Records from a collection of figures:
══════

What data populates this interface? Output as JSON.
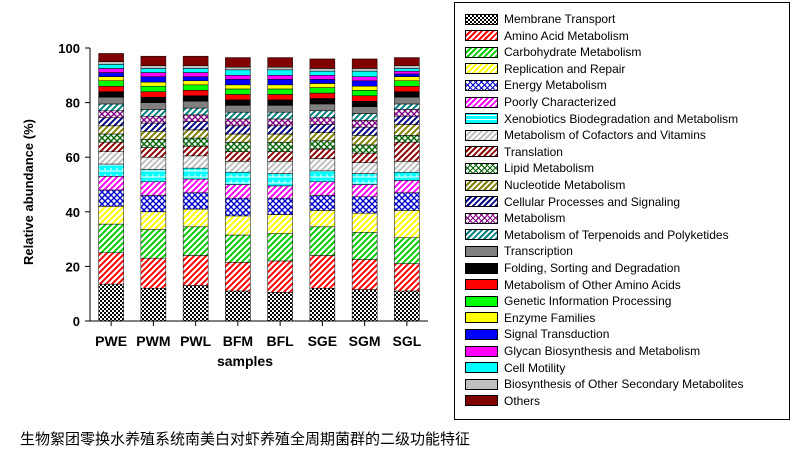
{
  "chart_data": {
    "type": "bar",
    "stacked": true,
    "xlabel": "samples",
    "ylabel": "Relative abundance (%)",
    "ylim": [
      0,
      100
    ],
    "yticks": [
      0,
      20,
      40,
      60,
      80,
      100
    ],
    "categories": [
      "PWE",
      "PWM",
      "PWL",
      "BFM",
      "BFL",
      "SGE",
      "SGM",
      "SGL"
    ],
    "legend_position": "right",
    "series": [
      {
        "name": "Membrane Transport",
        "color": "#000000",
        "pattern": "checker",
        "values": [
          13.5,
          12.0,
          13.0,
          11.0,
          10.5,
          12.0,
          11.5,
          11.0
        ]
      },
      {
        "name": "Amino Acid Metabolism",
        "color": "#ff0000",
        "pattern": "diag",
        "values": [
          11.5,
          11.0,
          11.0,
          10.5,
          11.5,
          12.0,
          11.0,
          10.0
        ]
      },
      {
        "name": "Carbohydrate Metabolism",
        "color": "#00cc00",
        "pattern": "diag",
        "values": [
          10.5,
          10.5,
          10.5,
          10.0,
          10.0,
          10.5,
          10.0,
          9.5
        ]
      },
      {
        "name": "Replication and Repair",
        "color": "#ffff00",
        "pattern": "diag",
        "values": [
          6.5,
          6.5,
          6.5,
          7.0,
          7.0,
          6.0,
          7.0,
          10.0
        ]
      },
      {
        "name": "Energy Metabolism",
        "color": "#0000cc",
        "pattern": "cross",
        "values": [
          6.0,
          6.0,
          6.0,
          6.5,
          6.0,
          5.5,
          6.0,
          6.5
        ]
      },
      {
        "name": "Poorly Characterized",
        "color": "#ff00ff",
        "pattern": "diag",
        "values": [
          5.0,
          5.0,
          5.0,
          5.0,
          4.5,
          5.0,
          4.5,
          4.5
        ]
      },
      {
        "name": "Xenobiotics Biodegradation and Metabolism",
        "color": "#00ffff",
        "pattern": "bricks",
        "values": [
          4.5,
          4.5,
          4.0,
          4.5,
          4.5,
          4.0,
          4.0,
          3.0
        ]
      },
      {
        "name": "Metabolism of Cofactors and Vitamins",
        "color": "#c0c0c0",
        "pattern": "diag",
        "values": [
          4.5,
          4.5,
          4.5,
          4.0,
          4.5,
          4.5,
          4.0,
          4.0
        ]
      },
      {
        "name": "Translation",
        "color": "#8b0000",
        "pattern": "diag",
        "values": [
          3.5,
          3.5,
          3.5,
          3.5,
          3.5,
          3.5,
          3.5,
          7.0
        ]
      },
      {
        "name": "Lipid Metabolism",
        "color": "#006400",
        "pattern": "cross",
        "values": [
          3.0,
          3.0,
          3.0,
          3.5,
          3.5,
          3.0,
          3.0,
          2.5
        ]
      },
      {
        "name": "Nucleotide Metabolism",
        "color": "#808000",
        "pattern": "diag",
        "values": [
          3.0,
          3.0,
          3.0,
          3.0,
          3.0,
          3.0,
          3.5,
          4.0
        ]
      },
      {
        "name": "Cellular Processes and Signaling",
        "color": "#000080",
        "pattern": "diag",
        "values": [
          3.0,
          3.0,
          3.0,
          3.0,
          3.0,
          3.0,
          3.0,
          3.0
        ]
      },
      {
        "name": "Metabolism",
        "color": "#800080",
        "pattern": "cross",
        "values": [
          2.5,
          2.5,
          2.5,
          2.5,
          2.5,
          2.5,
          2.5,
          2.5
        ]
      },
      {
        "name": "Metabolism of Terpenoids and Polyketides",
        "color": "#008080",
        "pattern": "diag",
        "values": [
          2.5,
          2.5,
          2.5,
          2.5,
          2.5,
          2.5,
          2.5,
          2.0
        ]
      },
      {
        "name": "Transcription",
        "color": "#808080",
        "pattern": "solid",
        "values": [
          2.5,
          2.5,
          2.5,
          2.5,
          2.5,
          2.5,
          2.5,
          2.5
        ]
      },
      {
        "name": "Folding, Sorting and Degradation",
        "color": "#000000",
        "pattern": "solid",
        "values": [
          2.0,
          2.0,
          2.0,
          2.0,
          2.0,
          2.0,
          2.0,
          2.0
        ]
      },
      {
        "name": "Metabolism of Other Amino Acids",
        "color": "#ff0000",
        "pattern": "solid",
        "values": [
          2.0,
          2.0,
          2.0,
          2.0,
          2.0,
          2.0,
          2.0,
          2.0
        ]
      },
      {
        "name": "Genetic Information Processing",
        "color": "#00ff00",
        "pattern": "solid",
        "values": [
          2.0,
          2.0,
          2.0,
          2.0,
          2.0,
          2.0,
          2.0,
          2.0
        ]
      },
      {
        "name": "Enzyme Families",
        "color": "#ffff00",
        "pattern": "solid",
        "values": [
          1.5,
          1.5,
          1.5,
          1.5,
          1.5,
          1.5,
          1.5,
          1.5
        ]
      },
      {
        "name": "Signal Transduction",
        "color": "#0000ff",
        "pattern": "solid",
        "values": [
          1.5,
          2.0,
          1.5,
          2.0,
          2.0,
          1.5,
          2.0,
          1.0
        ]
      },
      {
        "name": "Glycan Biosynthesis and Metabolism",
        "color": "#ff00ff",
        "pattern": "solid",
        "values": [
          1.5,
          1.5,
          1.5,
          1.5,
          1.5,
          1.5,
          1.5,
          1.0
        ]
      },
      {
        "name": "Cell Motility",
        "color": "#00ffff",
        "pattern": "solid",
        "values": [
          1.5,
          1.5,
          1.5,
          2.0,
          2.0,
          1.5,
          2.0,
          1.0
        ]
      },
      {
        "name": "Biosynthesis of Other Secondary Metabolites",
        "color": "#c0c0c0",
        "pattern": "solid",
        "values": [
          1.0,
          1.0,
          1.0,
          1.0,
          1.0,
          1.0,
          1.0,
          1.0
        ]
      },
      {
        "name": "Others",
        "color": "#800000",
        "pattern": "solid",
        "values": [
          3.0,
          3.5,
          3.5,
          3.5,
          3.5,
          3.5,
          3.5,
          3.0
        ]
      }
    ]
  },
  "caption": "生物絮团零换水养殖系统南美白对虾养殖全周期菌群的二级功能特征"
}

══════

Go through the entries above and report every line in which the word "Biosynthesis" appears.

**Result of the exercise:**
        "name": "Glycan Biosynthesis and Metabolism",
        "name": "Biosynthesis of Other Secondary Metabolites",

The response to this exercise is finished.